___ ENTRIES

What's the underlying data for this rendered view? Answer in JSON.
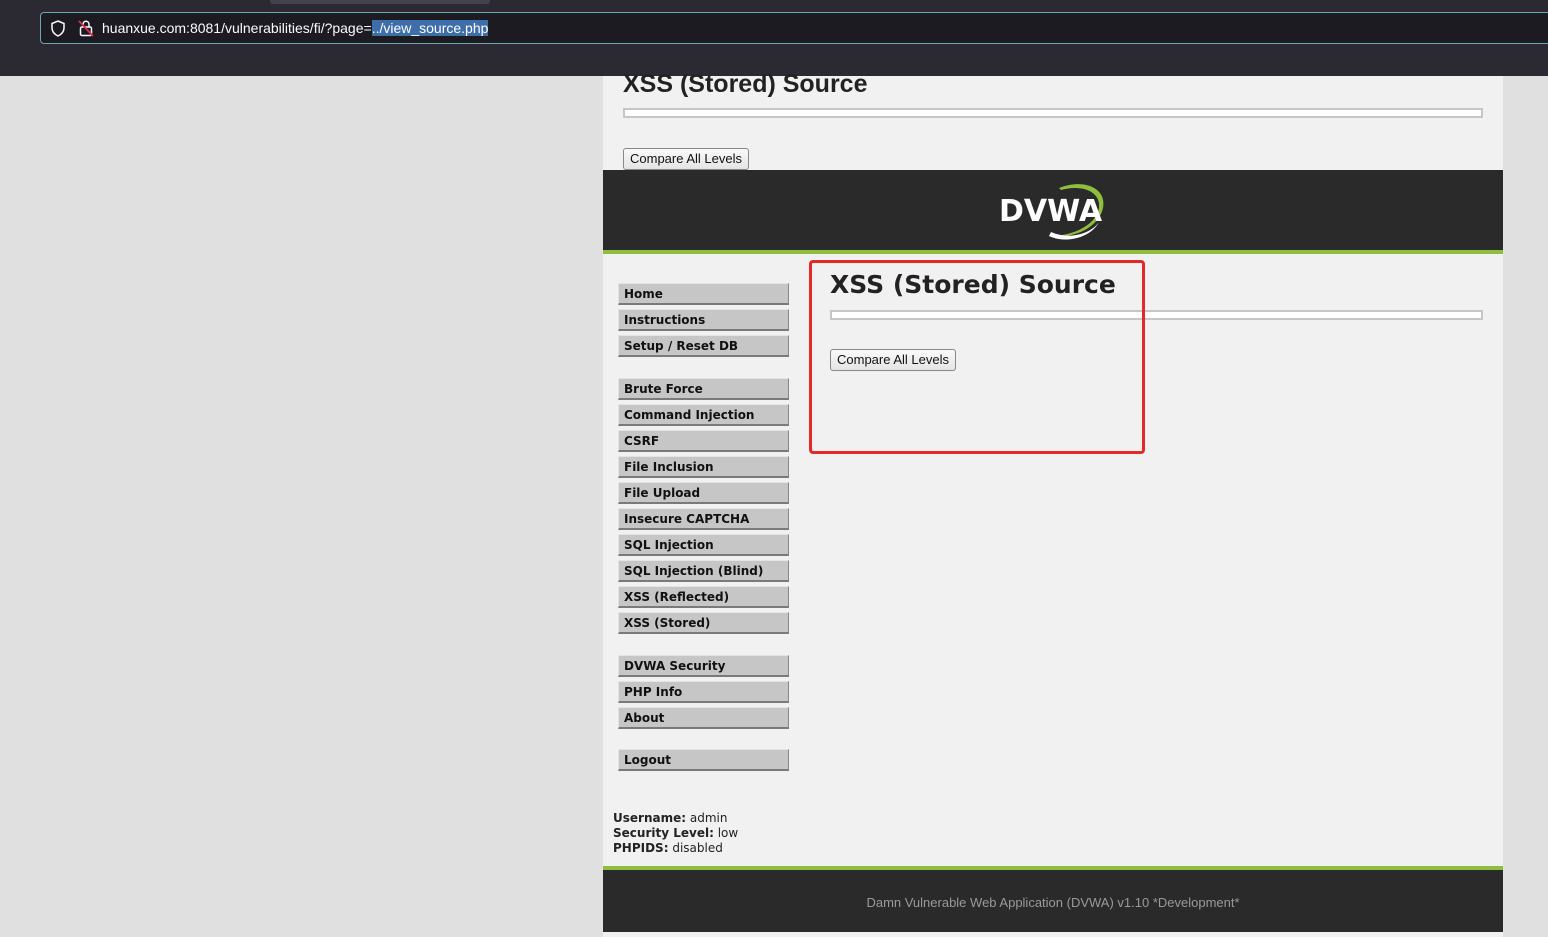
{
  "browser": {
    "url_prefix": "huanxue.com:8081/vulnerabilities/fi/?page=",
    "url_selected": "../view_source.php"
  },
  "page": {
    "outer_title": "XSS (Stored) Source",
    "outer_button": "Compare All Levels",
    "logo_text": "DVWA",
    "inner_title": "XSS (Stored) Source",
    "inner_button": "Compare All Levels"
  },
  "menu": {
    "group1": [
      "Home",
      "Instructions",
      "Setup / Reset DB"
    ],
    "group2": [
      "Brute Force",
      "Command Injection",
      "CSRF",
      "File Inclusion",
      "File Upload",
      "Insecure CAPTCHA",
      "SQL Injection",
      "SQL Injection (Blind)",
      "XSS (Reflected)",
      "XSS (Stored)"
    ],
    "group3": [
      "DVWA Security",
      "PHP Info",
      "About"
    ],
    "group4": [
      "Logout"
    ]
  },
  "user_info": {
    "username_label": "Username:",
    "username": "admin",
    "security_label": "Security Level:",
    "security": "low",
    "phpids_label": "PHPIDS:",
    "phpids": "disabled"
  },
  "footer": {
    "text": "Damn Vulnerable Web Application (DVWA) v1.10 *Development*"
  },
  "colors": {
    "accent_green": "#8fbe3e",
    "header_dark": "#2a2a2a",
    "highlight_red": "#e22a2a"
  }
}
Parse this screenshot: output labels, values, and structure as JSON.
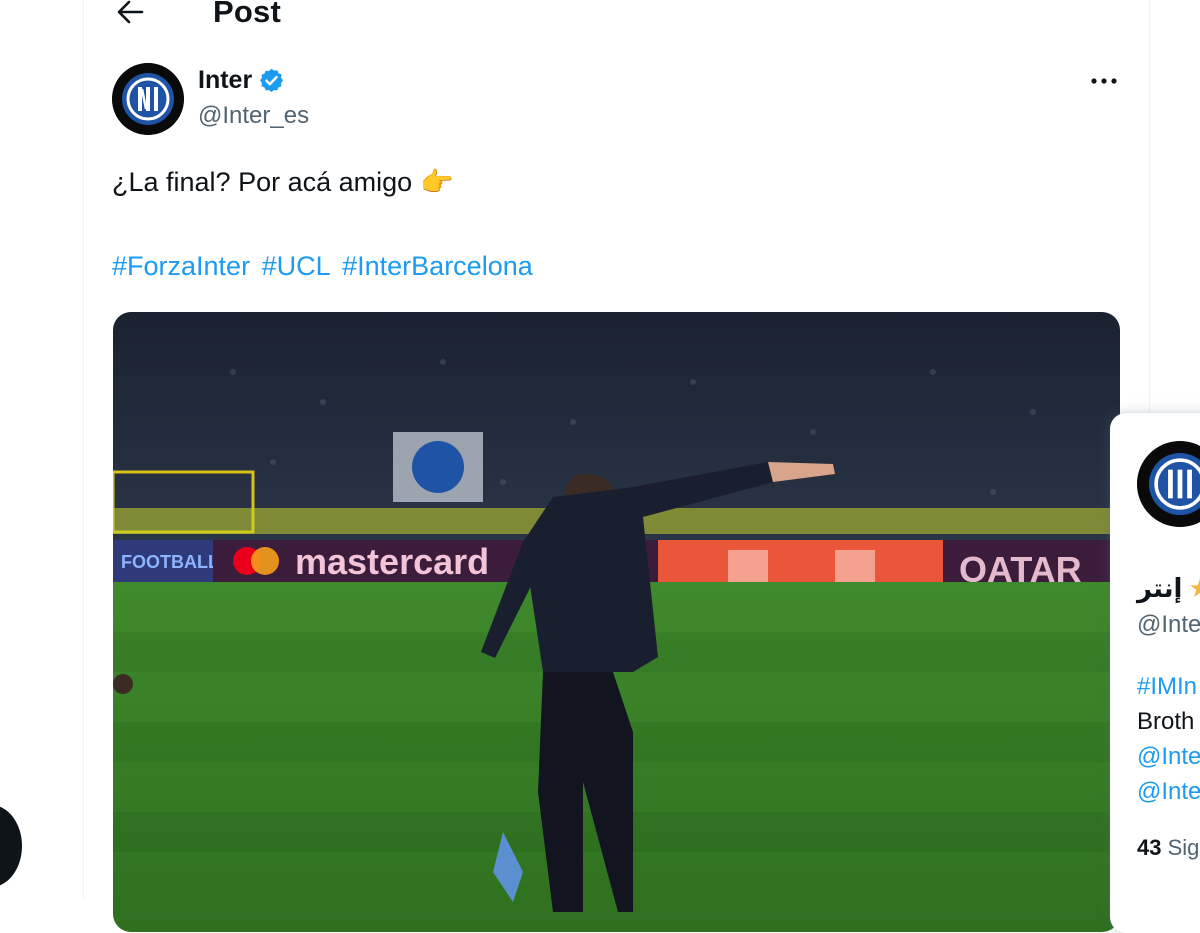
{
  "header": {
    "title": "Post"
  },
  "post": {
    "author_name": "Inter",
    "author_handle": "@Inter_es",
    "text": "¿La final? Por acá amigo",
    "emoji": "👉",
    "hashtags": [
      "#ForzaInter",
      "#UCL",
      "#InterBarcelona"
    ]
  },
  "media": {
    "boards": {
      "mastercard": "mastercard",
      "qatar": "QATAR",
      "football": "FOOTBALL"
    }
  },
  "hover_card": {
    "name": "إنتر",
    "handle": "@Inte",
    "bio_lines": [
      {
        "text": "#IMIn",
        "link": true
      },
      {
        "text": "Broth",
        "link": false
      },
      {
        "text": "@Inte",
        "link": true
      },
      {
        "text": "@Inte",
        "link": true
      }
    ],
    "followers_count": "43",
    "followers_label": "Sig"
  },
  "colors": {
    "accent": "#1d9bf0",
    "text": "#0f1419",
    "muted": "#536471",
    "verified": "#1d9bf0",
    "inter_blue": "#1f53a6"
  },
  "icons": [
    "back-arrow-icon",
    "verified-badge-icon",
    "more-options-icon",
    "inter-logo-icon",
    "pointing-hand-icon",
    "star-icon"
  ]
}
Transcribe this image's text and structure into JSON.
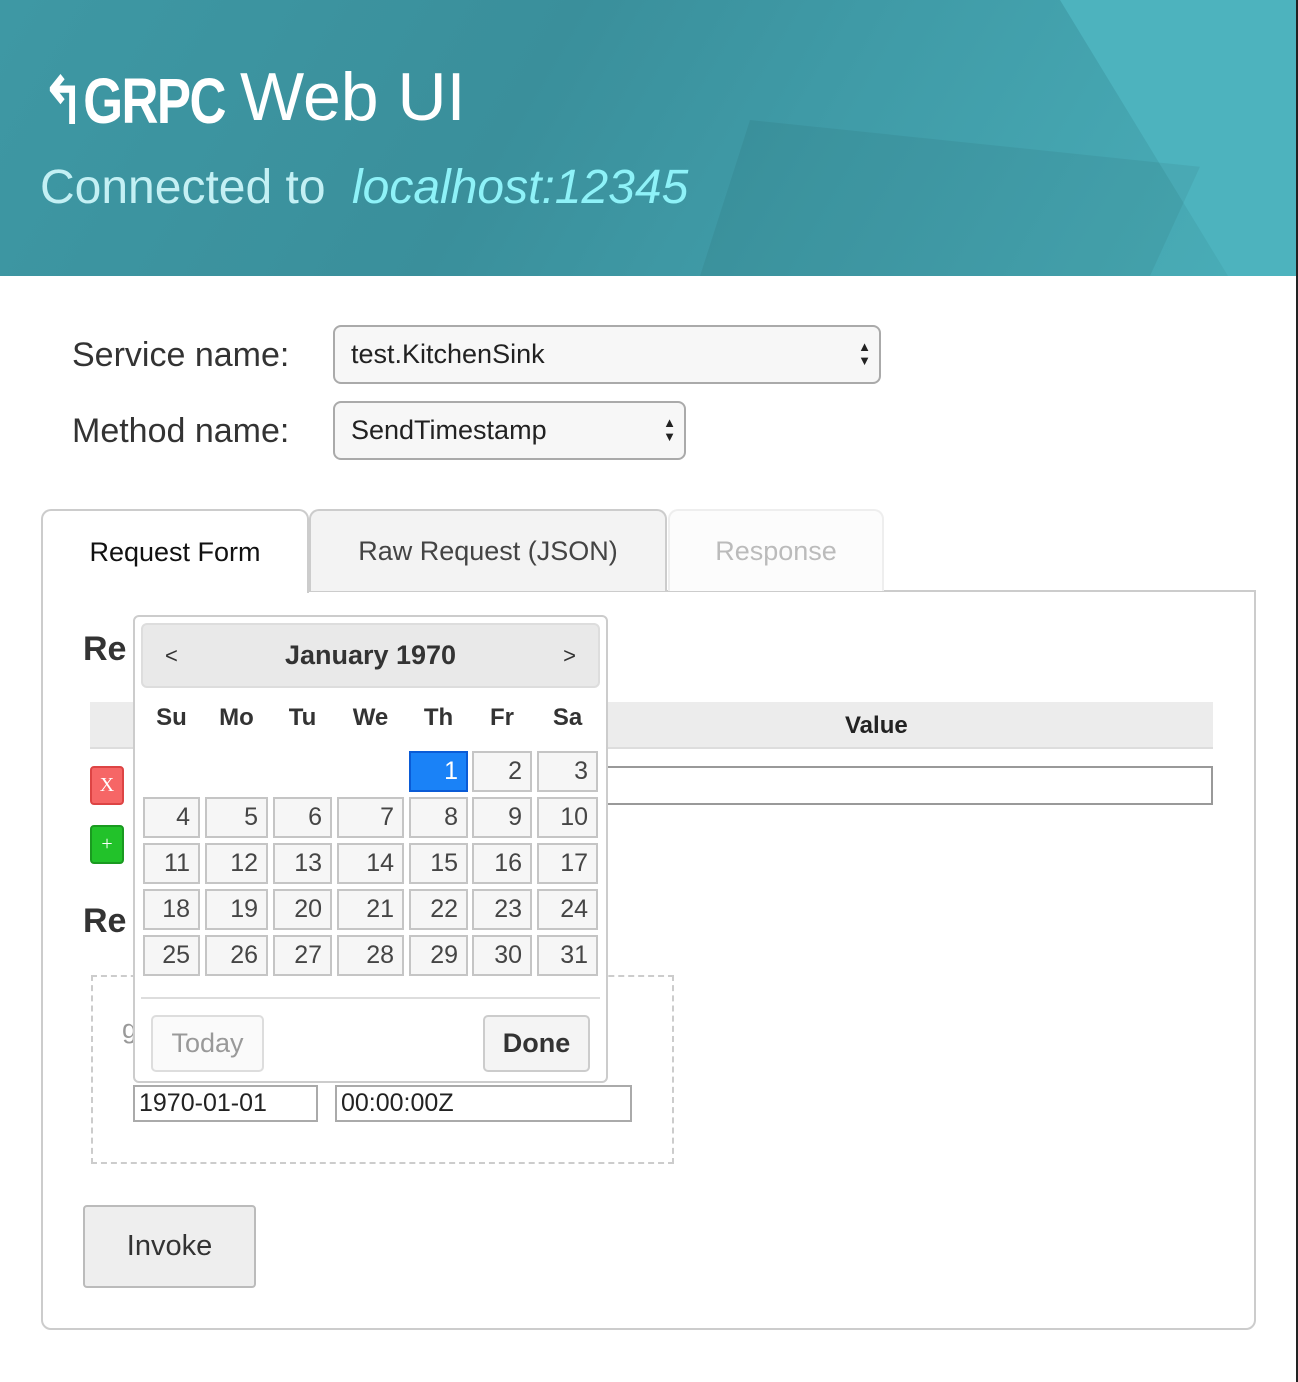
{
  "header": {
    "logo_text": "GRPC",
    "title": "Web UI",
    "connected_label": "Connected to",
    "host": "localhost:12345"
  },
  "form": {
    "service_label": "Service name:",
    "service_value": "test.KitchenSink",
    "method_label": "Method name:",
    "method_value": "SendTimestamp"
  },
  "tabs": [
    {
      "label": "Request Form",
      "state": "active"
    },
    {
      "label": "Raw Request (JSON)",
      "state": "inactive"
    },
    {
      "label": "Response",
      "state": "disabled"
    }
  ],
  "panel": {
    "heading1_partial": "Re",
    "heading2_partial": "Re",
    "value_header": "Value",
    "remove_label": "X",
    "add_label": "+",
    "field_label_partial": "g",
    "date_value": "1970-01-01",
    "time_value": "00:00:00Z",
    "invoke_label": "Invoke"
  },
  "datepicker": {
    "month": "January 1970",
    "prev": "<",
    "next": ">",
    "weekdays": [
      "Su",
      "Mo",
      "Tu",
      "We",
      "Th",
      "Fr",
      "Sa"
    ],
    "weeks": [
      [
        null,
        null,
        null,
        null,
        1,
        2,
        3
      ],
      [
        4,
        5,
        6,
        7,
        8,
        9,
        10
      ],
      [
        11,
        12,
        13,
        14,
        15,
        16,
        17
      ],
      [
        18,
        19,
        20,
        21,
        22,
        23,
        24
      ],
      [
        25,
        26,
        27,
        28,
        29,
        30,
        31
      ]
    ],
    "selected": 1,
    "today_label": "Today",
    "done_label": "Done"
  },
  "colors": {
    "header": "#3f9aa6",
    "selected_day": "#1a82f7",
    "remove": "#f66666",
    "add": "#22c22a"
  }
}
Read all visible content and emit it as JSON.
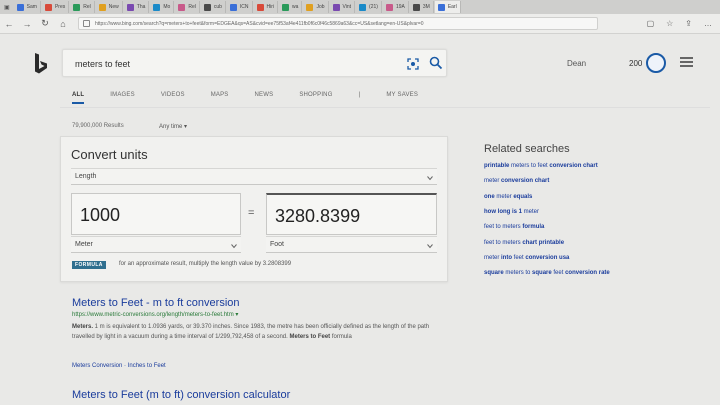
{
  "browser": {
    "tabs": [
      "Sam",
      "Pres",
      "Rel",
      "New",
      "Tha",
      "Mo",
      "Rel",
      "cub",
      "ICN",
      "Hiri",
      "wa",
      "Job",
      "Vint",
      "(21)",
      "19A",
      "3M",
      "Earl"
    ],
    "url": "https://www.bing.com/search?q=meters+to+feet&form=EDGEA&qs=AS&cvid=ee75f53af4e411fb0f6c0f46c5869a63&cc=US&setlang=en-US&plvar=0"
  },
  "search": {
    "query": "meters to feet",
    "user": "Dean",
    "points": "200"
  },
  "scopes": [
    "ALL",
    "IMAGES",
    "VIDEOS",
    "MAPS",
    "NEWS",
    "SHOPPING",
    "|",
    "MY SAVES"
  ],
  "results_meta": {
    "count": "79,900,000 Results",
    "time_filter": "Any time"
  },
  "converter": {
    "title": "Convert units",
    "category": "Length",
    "from_value": "1000",
    "to_value": "3280.8399",
    "from_unit": "Meter",
    "to_unit": "Foot",
    "equals": "=",
    "formula_badge": "FORMULA",
    "formula_text": "for an approximate result, multiply the length value by 3.2808399"
  },
  "results": [
    {
      "title": "Meters to Feet - m to ft conversion",
      "url": "https://www.metric-conversions.org/length/meters-to-feet.htm",
      "snippet_1": "Meters.",
      "snippet_2": " 1 m is equivalent to 1.0936 yards, or 39.370 inches. Since 1983, the metre has been officially defined as the length of the path travelled by light in a vacuum during a time interval of 1/299,792,458 of a second.",
      "snippet_3": "Meters to Feet",
      "snippet_4": " formula",
      "link_1": "Meters Conversion",
      "link_sep": " · ",
      "link_2": "Inches to Feet"
    },
    {
      "title": "Meters to Feet (m to ft) conversion calculator"
    }
  ],
  "related": {
    "heading": "Related searches",
    "items": [
      {
        "parts": [
          [
            "b",
            "printable"
          ],
          [
            "n",
            " meters to feet "
          ],
          [
            "b",
            "conversion chart"
          ]
        ]
      },
      {
        "parts": [
          [
            "n",
            "meter "
          ],
          [
            "b",
            "conversion chart"
          ]
        ]
      },
      {
        "parts": [
          [
            "b",
            "one"
          ],
          [
            "n",
            " meter "
          ],
          [
            "b",
            "equals"
          ]
        ]
      },
      {
        "parts": [
          [
            "b",
            "how long is 1"
          ],
          [
            "n",
            " meter"
          ]
        ]
      },
      {
        "parts": [
          [
            "n",
            "feet to meters "
          ],
          [
            "b",
            "formula"
          ]
        ]
      },
      {
        "parts": [
          [
            "n",
            "feet to meters "
          ],
          [
            "b",
            "chart printable"
          ]
        ]
      },
      {
        "parts": [
          [
            "n",
            "meter "
          ],
          [
            "b",
            "into"
          ],
          [
            "n",
            " feet "
          ],
          [
            "b",
            "conversion usa"
          ]
        ]
      },
      {
        "parts": [
          [
            "b",
            "square"
          ],
          [
            "n",
            " meters to "
          ],
          [
            "b",
            "square"
          ],
          [
            "n",
            " feet "
          ],
          [
            "b",
            "conversion rate"
          ]
        ]
      }
    ]
  },
  "colors": {
    "accent": "#1a5aa6",
    "link": "#1a3c9c",
    "url_green": "#2a7a3a",
    "badge": "#2f6f8f"
  }
}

______

* **WHAT YOU NEED TO DO**: Make an exact copy of the records shown above, without the pictures.

* **OUTPUT OF THE TASK**:
What's the underlying data for this rendered view? Answer in JSON.
{
  "browser": {
    "url_prefix": "huanxue.com:8081/vulnerabilities/fi/?page=",
    "url_selected": "../view_source.php"
  },
  "page": {
    "outer_title": "XSS (Stored) Source",
    "outer_button": "Compare All Levels",
    "logo_text": "DVWA",
    "inner_title": "XSS (Stored) Source",
    "inner_button": "Compare All Levels"
  },
  "menu": {
    "group1": [
      "Home",
      "Instructions",
      "Setup / Reset DB"
    ],
    "group2": [
      "Brute Force",
      "Command Injection",
      "CSRF",
      "File Inclusion",
      "File Upload",
      "Insecure CAPTCHA",
      "SQL Injection",
      "SQL Injection (Blind)",
      "XSS (Reflected)",
      "XSS (Stored)"
    ],
    "group3": [
      "DVWA Security",
      "PHP Info",
      "About"
    ],
    "group4": [
      "Logout"
    ]
  },
  "user_info": {
    "username_label": "Username:",
    "username": "admin",
    "security_label": "Security Level:",
    "security": "low",
    "phpids_label": "PHPIDS:",
    "phpids": "disabled"
  },
  "footer": {
    "text": "Damn Vulnerable Web Application (DVWA) v1.10 *Development*"
  },
  "colors": {
    "accent_green": "#8fbe3e",
    "header_dark": "#2a2a2a",
    "highlight_red": "#e22a2a"
  }
}
Parse this screenshot: output labels, values, and structure as JSON.
{
  "header": {
    "title": "Post"
  },
  "post": {
    "author_name": "Inter",
    "author_handle": "@Inter_es",
    "text": "¿La final? Por acá amigo",
    "emoji": "👉",
    "hashtags": [
      "#ForzaInter",
      "#UCL",
      "#InterBarcelona"
    ]
  },
  "media": {
    "boards": {
      "mastercard": "mastercard",
      "qatar": "QATAR",
      "football": "FOOTBALL"
    }
  },
  "hover_card": {
    "name": "إنتر",
    "handle": "@Inte",
    "bio_lines": [
      {
        "text": "#IMIn",
        "link": true
      },
      {
        "text": "Broth",
        "link": false
      },
      {
        "text": "@Inte",
        "link": true
      },
      {
        "text": "@Inte",
        "link": true
      }
    ],
    "followers_count": "43",
    "followers_label": "Sig"
  },
  "colors": {
    "accent": "#1d9bf0",
    "text": "#0f1419",
    "muted": "#536471",
    "verified": "#1d9bf0",
    "inter_blue": "#1f53a6"
  },
  "icons": [
    "back-arrow-icon",
    "verified-badge-icon",
    "more-options-icon",
    "inter-logo-icon",
    "pointing-hand-icon",
    "star-icon"
  ]
}
Transcribe this image's text and structure into JSON.
{
  "header": {
    "logo_text": "GRPC",
    "title": "Web UI",
    "connected_label": "Connected to",
    "host": "localhost:12345"
  },
  "form": {
    "service_label": "Service name:",
    "service_value": "test.KitchenSink",
    "method_label": "Method name:",
    "method_value": "SendTimestamp"
  },
  "tabs": [
    {
      "label": "Request Form",
      "state": "active"
    },
    {
      "label": "Raw Request (JSON)",
      "state": "inactive"
    },
    {
      "label": "Response",
      "state": "disabled"
    }
  ],
  "panel": {
    "heading1_partial": "Re",
    "heading2_partial": "Re",
    "value_header": "Value",
    "remove_label": "X",
    "add_label": "+",
    "field_label_partial": "g",
    "date_value": "1970-01-01",
    "time_value": "00:00:00Z",
    "invoke_label": "Invoke"
  },
  "datepicker": {
    "month": "January 1970",
    "prev": "<",
    "next": ">",
    "weekdays": [
      "Su",
      "Mo",
      "Tu",
      "We",
      "Th",
      "Fr",
      "Sa"
    ],
    "weeks": [
      [
        null,
        null,
        null,
        null,
        1,
        2,
        3
      ],
      [
        4,
        5,
        6,
        7,
        8,
        9,
        10
      ],
      [
        11,
        12,
        13,
        14,
        15,
        16,
        17
      ],
      [
        18,
        19,
        20,
        21,
        22,
        23,
        24
      ],
      [
        25,
        26,
        27,
        28,
        29,
        30,
        31
      ]
    ],
    "selected": 1,
    "today_label": "Today",
    "done_label": "Done"
  },
  "colors": {
    "header": "#3f9aa6",
    "selected_day": "#1a82f7",
    "remove": "#f66666",
    "add": "#22c22a"
  }
}
Read all visible content and emit it as JSON.
{
  "browser": {
    "tabs": [
      "Sam",
      "Pres",
      "Rel",
      "New",
      "Tha",
      "Mo",
      "Rel",
      "cub",
      "ICN",
      "Hiri",
      "wa",
      "Job",
      "Vint",
      "(21)",
      "19A",
      "3M",
      "Earl"
    ],
    "url": "https://www.bing.com/search?q=meters+to+feet&form=EDGEA&qs=AS&cvid=ee75f53af4e411fb0f6c0f46c5869a63&cc=US&setlang=en-US&plvar=0"
  },
  "search": {
    "query": "meters to feet",
    "user": "Dean",
    "points": "200"
  },
  "scopes": [
    "ALL",
    "IMAGES",
    "VIDEOS",
    "MAPS",
    "NEWS",
    "SHOPPING",
    "|",
    "MY SAVES"
  ],
  "results_meta": {
    "count": "79,900,000 Results",
    "time_filter": "Any time"
  },
  "converter": {
    "title": "Convert units",
    "category": "Length",
    "from_value": "1000",
    "to_value": "3280.8399",
    "from_unit": "Meter",
    "to_unit": "Foot",
    "equals": "=",
    "formula_badge": "FORMULA",
    "formula_text": "for an approximate result, multiply the length value by 3.2808399"
  },
  "results": [
    {
      "title": "Meters to Feet - m to ft conversion",
      "url": "https://www.metric-conversions.org/length/meters-to-feet.htm",
      "snippet_1": "Meters.",
      "snippet_2": " 1 m is equivalent to 1.0936 yards, or 39.370 inches. Since 1983, the metre has been officially defined as the length of the path travelled by light in a vacuum during a time interval of 1/299,792,458 of a second.",
      "snippet_3": "Meters to Feet",
      "snippet_4": " formula",
      "link_1": "Meters Conversion",
      "link_sep": " · ",
      "link_2": "Inches to Feet"
    },
    {
      "title": "Meters to Feet (m to ft) conversion calculator"
    }
  ],
  "related": {
    "heading": "Related searches",
    "items": [
      {
        "parts": [
          [
            "b",
            "printable"
          ],
          [
            "n",
            " meters to feet "
          ],
          [
            "b",
            "conversion chart"
          ]
        ]
      },
      {
        "parts": [
          [
            "n",
            "meter "
          ],
          [
            "b",
            "conversion chart"
          ]
        ]
      },
      {
        "parts": [
          [
            "b",
            "one"
          ],
          [
            "n",
            " meter "
          ],
          [
            "b",
            "equals"
          ]
        ]
      },
      {
        "parts": [
          [
            "b",
            "how long is 1"
          ],
          [
            "n",
            " meter"
          ]
        ]
      },
      {
        "parts": [
          [
            "n",
            "feet to meters "
          ],
          [
            "b",
            "formula"
          ]
        ]
      },
      {
        "parts": [
          [
            "n",
            "feet to meters "
          ],
          [
            "b",
            "chart printable"
          ]
        ]
      },
      {
        "parts": [
          [
            "n",
            "meter "
          ],
          [
            "b",
            "into"
          ],
          [
            "n",
            " feet "
          ],
          [
            "b",
            "conversion usa"
          ]
        ]
      },
      {
        "parts": [
          [
            "b",
            "square"
          ],
          [
            "n",
            " meters to "
          ],
          [
            "b",
            "square"
          ],
          [
            "n",
            " feet "
          ],
          [
            "b",
            "conversion rate"
          ]
        ]
      }
    ]
  },
  "colors": {
    "accent": "#1a5aa6",
    "link": "#1a3c9c",
    "url_green": "#2a7a3a",
    "badge": "#2f6f8f"
  }
}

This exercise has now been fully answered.